**Given problem:** Filter the records below and copy every line containing the word "name".

:: Data listing ::

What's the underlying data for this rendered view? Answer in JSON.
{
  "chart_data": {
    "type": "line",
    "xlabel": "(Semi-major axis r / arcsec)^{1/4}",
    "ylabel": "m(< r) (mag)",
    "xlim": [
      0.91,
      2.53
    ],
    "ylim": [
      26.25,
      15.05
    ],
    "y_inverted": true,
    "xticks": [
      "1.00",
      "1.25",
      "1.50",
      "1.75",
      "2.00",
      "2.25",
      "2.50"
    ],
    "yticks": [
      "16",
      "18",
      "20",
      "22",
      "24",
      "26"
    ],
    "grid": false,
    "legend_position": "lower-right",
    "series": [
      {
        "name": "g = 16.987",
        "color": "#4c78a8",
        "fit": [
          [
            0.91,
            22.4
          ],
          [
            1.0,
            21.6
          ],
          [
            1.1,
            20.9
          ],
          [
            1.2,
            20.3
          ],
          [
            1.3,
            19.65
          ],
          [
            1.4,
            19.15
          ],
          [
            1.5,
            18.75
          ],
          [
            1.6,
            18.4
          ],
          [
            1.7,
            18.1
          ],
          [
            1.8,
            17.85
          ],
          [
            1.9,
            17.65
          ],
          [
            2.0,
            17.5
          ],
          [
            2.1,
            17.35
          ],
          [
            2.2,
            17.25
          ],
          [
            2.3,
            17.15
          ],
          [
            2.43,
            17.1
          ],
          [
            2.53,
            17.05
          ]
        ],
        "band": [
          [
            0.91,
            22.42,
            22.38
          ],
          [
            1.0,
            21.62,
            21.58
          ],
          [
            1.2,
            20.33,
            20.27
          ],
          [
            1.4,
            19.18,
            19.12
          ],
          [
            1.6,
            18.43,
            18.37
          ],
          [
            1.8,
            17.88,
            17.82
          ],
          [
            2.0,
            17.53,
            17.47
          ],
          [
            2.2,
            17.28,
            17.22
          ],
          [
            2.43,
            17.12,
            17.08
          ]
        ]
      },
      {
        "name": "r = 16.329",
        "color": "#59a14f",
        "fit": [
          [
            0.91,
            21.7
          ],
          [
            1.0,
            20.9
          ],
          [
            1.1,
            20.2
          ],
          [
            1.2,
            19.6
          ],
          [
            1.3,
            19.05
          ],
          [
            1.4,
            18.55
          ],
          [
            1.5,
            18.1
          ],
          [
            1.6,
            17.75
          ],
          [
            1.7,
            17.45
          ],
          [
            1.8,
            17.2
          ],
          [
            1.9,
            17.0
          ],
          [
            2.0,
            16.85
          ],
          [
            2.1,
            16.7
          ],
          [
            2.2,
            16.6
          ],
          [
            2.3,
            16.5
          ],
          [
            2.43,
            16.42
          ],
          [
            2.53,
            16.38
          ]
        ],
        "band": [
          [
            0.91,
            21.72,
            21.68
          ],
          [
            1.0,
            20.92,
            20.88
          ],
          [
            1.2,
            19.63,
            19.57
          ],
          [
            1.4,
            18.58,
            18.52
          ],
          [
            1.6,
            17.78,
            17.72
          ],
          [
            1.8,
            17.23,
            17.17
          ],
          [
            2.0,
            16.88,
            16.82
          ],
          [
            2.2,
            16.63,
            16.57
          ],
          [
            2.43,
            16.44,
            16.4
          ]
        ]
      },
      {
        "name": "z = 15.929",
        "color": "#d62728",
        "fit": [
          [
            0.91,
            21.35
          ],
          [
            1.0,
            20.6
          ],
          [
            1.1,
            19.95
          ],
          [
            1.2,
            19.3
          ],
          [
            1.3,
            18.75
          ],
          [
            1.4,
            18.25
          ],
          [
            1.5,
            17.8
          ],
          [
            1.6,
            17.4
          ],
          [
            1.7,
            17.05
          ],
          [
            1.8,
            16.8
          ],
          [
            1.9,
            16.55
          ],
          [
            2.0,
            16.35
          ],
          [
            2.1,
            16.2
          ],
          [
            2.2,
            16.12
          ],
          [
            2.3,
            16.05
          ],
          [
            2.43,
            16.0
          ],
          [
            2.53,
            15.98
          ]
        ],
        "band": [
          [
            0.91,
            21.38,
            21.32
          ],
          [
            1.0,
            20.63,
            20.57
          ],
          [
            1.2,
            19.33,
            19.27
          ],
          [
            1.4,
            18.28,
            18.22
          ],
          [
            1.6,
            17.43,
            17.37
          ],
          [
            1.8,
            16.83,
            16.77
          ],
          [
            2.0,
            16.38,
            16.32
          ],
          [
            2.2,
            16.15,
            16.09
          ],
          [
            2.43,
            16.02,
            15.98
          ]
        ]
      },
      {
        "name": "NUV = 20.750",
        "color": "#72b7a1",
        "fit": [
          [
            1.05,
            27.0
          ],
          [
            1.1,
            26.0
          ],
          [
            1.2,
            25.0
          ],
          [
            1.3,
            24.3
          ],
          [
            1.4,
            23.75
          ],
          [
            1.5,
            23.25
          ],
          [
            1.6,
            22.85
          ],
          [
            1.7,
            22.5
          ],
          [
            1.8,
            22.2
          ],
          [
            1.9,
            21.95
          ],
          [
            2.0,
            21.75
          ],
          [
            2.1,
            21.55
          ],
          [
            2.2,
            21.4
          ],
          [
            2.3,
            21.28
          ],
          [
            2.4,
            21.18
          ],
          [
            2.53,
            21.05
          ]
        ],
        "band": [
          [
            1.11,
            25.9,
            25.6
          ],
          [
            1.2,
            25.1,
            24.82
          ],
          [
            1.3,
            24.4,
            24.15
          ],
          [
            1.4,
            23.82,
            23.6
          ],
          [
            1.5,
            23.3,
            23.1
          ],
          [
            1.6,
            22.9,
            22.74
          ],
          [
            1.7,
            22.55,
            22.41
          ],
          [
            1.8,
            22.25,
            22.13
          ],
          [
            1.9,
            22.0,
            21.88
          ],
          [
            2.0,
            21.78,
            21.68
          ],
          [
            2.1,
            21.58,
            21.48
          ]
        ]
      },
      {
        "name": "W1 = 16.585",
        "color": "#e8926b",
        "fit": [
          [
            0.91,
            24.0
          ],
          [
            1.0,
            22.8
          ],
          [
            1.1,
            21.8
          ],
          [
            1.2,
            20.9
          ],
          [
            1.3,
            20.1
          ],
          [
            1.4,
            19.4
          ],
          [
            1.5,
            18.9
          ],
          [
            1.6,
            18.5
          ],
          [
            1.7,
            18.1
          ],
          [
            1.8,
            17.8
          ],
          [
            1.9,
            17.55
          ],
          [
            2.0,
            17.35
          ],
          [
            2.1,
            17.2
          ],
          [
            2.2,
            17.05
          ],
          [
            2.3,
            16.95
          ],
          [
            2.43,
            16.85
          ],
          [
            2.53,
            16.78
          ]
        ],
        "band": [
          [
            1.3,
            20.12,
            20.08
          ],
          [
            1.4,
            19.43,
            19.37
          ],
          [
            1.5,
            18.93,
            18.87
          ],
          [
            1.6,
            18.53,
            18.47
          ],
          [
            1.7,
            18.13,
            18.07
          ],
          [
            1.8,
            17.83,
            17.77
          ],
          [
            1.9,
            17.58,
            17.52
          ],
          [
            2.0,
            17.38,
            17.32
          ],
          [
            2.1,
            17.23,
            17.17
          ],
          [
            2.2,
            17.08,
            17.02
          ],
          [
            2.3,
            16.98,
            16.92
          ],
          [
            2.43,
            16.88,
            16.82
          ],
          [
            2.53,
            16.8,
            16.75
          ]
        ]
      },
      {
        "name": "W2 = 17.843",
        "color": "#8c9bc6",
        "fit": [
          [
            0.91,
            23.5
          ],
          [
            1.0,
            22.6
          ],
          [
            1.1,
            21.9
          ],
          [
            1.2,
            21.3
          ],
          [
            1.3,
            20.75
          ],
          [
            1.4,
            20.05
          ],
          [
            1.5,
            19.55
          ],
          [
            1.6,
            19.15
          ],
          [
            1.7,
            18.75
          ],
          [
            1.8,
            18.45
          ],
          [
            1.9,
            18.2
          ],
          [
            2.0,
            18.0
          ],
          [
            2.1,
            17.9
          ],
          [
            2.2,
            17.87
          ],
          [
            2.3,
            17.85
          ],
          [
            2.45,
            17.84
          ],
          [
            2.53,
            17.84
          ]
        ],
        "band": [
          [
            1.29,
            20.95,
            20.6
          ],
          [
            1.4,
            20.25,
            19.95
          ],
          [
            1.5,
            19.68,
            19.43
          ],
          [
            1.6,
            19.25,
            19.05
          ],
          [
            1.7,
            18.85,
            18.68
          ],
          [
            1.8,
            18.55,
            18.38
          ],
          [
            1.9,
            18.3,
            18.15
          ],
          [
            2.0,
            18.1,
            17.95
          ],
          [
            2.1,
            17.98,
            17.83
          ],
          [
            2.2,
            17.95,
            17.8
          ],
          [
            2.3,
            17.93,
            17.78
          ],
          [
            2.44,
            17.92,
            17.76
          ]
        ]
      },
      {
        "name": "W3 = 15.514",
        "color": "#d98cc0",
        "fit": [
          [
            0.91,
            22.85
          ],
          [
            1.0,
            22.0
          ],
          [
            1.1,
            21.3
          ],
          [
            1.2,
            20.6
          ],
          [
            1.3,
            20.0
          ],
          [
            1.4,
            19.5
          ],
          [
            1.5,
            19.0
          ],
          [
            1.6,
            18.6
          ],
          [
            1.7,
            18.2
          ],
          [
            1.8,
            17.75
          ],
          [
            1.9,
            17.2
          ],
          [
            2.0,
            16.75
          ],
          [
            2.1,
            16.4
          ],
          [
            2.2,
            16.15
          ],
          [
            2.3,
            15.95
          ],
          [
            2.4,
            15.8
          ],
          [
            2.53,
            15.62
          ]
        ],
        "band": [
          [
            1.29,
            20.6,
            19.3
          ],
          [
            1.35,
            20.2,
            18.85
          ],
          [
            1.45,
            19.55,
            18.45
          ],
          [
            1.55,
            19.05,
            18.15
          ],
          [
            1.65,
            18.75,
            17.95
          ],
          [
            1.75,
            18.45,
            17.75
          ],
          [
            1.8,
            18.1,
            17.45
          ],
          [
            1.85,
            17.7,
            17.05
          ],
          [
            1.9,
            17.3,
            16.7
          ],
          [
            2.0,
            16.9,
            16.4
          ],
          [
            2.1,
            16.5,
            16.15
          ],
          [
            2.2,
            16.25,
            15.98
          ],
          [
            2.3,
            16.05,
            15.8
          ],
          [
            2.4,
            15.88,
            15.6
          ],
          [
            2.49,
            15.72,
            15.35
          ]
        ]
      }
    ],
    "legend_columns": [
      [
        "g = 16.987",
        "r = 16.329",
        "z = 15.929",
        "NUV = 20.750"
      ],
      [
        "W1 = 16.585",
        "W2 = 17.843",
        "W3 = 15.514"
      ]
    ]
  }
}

:::

**Exercise response:**
        "name": "g = 16.987",
        "name": "r = 16.329",
        "name": "z = 15.929",
        "name": "NUV = 20.750",
        "name": "W1 = 16.585",
        "name": "W2 = 17.843",
        "name": "W3 = 15.514",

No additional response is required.